(Extracted data entries)
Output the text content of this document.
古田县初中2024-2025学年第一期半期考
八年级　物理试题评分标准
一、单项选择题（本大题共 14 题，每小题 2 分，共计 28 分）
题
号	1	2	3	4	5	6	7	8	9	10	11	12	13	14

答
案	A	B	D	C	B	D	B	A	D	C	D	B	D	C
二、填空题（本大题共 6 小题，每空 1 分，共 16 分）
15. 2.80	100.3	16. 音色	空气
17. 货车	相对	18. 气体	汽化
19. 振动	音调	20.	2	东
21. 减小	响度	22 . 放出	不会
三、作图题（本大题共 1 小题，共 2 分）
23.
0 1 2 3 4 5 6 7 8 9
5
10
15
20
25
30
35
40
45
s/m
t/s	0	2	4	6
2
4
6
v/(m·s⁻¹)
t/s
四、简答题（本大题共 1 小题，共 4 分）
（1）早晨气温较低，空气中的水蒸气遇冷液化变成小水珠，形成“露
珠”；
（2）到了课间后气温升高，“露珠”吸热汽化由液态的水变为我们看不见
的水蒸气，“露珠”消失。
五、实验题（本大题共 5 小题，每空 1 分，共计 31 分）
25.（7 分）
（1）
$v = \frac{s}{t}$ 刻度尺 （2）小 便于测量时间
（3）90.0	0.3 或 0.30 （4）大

- [Goal of the exercise] Every line above should be printed again exactly as it stands.

- [Correct response]
Output the text content of this document.
古田县初中2024-2025学年第一期半期考
八年级　物理试题评分标准
一、单项选择题（本大题共 14 题，每小题 2 分，共计 28 分）
题
号	1	2	3	4	5	6	7	8	9	10	11	12	13	14

答
案	A	B	D	C	B	D	B	A	D	C	D	B	D	C
二、填空题（本大题共 6 小题，每空 1 分，共 16 分）
15. 2.80	100.3	16. 音色	空气
17. 货车	相对	18. 气体	汽化
19. 振动	音调	20.	2	东
21. 减小	响度	22 . 放出	不会
三、作图题（本大题共 1 小题，共 2 分）
23.
0 1 2 3 4 5 6 7 8 9
5
10
15
20
25
30
35
40
45
s/m
t/s	0	2	4	6
2
4
6
v/(m·s⁻¹)
t/s
四、简答题（本大题共 1 小题，共 4 分）
（1）早晨气温较低，空气中的水蒸气遇冷液化变成小水珠，形成“露
珠”；
（2）到了课间后气温升高，“露珠”吸热汽化由液态的水变为我们看不见
的水蒸气，“露珠”消失。
五、实验题（本大题共 5 小题，每空 1 分，共计 31 分）
25.（7 分）
（1）
$v = \frac{s}{t}$ 刻度尺 （2）小 便于测量时间
（3）90.0	0.3 或 0.30 （4）大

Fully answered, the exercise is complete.